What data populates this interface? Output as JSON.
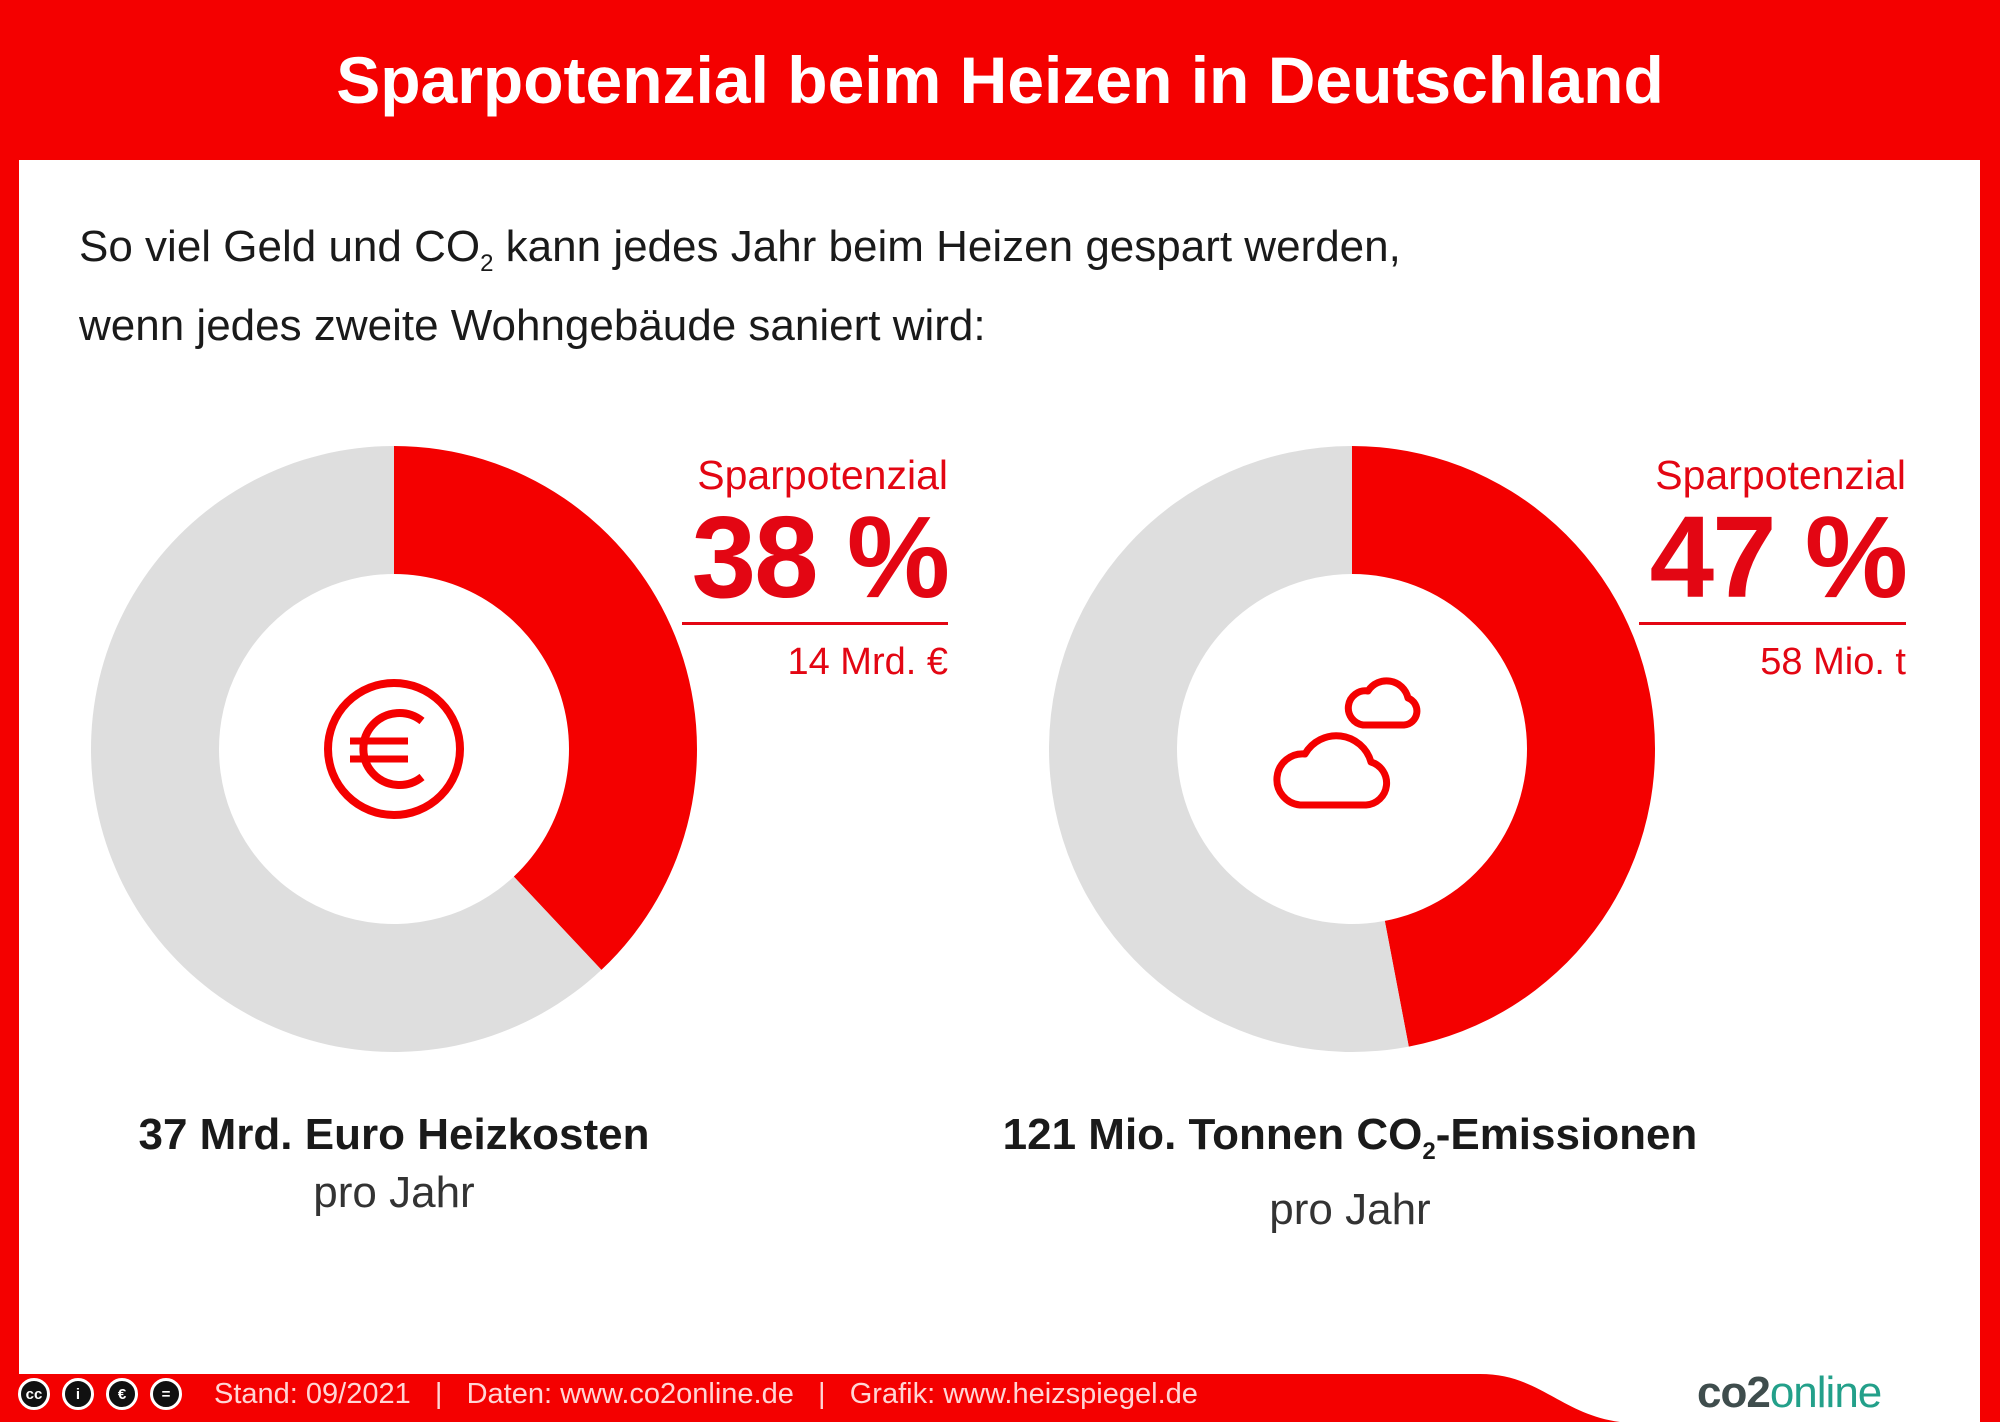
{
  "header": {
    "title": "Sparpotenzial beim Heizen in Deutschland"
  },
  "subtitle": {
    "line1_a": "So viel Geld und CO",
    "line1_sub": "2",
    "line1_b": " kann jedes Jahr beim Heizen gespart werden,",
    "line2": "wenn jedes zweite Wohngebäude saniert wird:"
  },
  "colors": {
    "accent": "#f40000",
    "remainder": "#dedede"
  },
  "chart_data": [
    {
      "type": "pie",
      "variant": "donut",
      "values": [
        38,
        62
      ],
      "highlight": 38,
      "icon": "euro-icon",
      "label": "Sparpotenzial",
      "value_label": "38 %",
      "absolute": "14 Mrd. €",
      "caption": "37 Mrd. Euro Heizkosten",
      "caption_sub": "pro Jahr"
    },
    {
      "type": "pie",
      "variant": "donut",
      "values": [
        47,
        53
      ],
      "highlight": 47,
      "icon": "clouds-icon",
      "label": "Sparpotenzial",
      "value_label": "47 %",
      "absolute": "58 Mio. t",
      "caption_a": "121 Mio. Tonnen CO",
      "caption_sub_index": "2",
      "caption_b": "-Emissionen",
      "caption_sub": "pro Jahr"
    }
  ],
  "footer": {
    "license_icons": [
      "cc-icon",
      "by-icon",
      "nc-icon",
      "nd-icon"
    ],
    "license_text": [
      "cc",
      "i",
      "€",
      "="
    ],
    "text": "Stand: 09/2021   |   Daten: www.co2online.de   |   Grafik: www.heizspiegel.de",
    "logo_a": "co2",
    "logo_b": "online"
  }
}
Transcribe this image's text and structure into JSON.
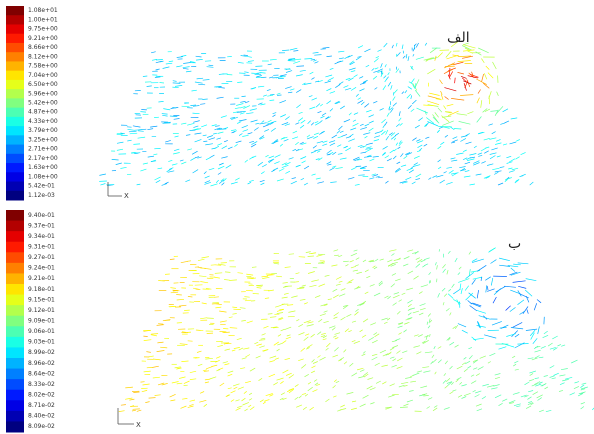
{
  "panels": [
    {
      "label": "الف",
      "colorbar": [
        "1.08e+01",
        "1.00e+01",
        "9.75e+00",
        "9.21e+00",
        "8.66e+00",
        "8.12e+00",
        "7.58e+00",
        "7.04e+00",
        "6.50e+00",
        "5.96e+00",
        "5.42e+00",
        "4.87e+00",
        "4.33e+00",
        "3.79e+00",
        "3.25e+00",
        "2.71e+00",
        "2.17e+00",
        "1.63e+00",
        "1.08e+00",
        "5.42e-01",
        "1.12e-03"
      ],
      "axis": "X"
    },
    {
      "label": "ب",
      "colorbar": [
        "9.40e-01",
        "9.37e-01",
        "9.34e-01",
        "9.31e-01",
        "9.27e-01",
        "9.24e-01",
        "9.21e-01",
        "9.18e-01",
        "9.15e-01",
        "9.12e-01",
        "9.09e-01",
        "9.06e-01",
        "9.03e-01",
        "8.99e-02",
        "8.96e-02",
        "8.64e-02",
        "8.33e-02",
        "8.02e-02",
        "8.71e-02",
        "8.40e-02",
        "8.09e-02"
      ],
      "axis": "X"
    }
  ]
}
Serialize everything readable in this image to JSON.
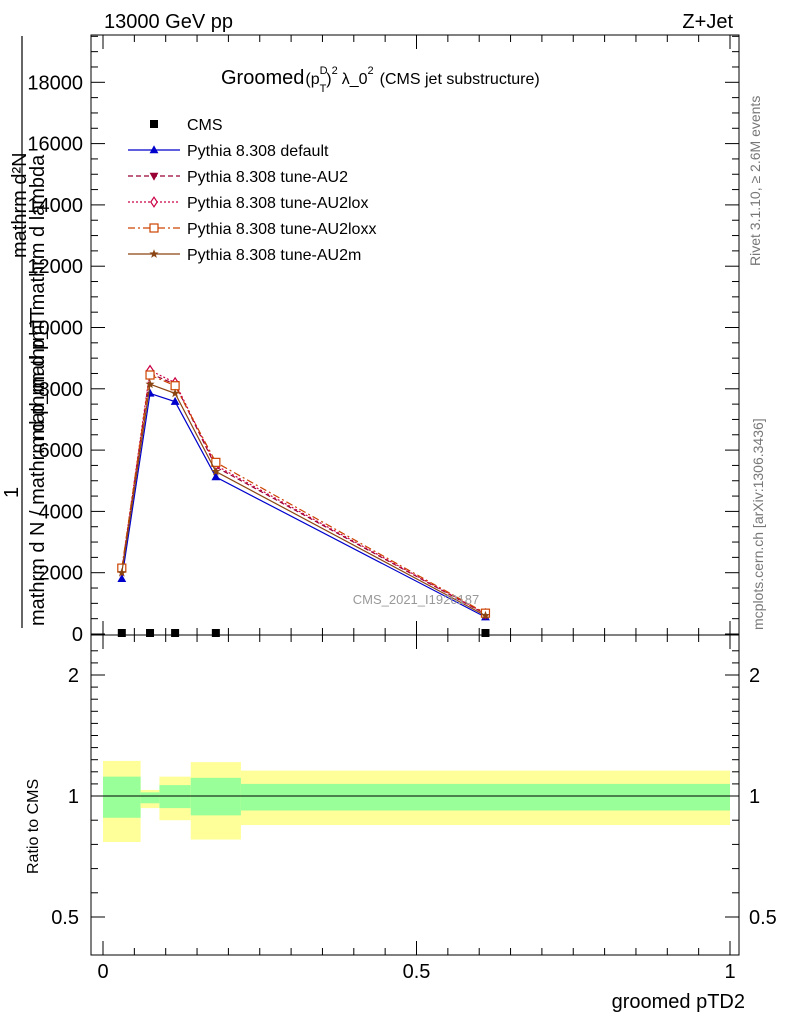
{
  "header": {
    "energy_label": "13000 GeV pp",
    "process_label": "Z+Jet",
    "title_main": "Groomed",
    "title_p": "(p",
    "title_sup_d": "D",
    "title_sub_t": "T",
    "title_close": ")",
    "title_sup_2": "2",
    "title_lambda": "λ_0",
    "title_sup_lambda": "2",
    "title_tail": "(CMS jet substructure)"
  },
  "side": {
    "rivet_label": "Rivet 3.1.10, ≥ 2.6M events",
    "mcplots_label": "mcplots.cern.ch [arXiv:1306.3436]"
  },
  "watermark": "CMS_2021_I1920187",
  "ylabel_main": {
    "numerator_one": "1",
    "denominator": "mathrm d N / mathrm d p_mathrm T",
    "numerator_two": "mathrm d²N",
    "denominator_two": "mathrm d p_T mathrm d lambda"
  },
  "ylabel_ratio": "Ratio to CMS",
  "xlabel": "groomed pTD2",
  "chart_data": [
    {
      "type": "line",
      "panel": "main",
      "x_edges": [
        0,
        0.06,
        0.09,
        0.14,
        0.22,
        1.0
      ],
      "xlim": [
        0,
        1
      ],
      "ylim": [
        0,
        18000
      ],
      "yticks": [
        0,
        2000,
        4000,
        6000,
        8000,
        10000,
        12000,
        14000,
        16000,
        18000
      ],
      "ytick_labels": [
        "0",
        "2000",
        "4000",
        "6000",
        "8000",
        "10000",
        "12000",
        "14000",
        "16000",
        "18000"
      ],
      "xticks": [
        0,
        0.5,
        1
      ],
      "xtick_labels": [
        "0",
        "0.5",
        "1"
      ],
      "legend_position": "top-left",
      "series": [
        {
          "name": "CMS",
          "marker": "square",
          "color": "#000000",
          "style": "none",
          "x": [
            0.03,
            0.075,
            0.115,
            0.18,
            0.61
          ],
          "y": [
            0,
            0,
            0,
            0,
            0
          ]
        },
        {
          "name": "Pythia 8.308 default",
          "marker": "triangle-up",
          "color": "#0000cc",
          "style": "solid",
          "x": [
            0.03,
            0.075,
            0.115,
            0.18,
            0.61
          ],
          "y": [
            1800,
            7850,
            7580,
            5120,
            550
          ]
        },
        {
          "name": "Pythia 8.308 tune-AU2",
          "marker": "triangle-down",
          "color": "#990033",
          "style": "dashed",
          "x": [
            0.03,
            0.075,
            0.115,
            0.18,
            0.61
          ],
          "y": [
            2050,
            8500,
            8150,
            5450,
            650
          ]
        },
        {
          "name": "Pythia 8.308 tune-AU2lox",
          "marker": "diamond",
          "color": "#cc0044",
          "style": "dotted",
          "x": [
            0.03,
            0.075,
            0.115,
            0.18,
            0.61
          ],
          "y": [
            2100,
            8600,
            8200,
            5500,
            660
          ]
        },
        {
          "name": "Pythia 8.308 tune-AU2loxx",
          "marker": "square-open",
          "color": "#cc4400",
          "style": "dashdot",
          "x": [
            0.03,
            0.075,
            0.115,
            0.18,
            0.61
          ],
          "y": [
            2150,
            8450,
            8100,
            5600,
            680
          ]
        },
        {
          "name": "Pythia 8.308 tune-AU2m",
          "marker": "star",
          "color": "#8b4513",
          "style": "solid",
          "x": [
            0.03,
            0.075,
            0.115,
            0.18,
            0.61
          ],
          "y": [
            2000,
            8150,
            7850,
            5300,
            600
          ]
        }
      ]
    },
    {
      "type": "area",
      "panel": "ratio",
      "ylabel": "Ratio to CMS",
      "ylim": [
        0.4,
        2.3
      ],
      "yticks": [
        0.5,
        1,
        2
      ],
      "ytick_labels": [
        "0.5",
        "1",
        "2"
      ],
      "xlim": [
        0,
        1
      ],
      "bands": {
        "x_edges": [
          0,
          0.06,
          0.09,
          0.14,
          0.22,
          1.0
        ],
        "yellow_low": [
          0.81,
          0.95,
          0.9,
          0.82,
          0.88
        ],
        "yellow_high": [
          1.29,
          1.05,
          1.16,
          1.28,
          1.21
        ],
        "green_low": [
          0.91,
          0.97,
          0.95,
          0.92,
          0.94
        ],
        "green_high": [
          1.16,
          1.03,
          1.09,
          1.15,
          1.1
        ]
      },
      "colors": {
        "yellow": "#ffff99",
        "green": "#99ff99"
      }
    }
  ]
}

******

### TASK DETAILS
From the records above, work out how many lines contain the string "type". Give only the number.

### EXERCISE RESULT
4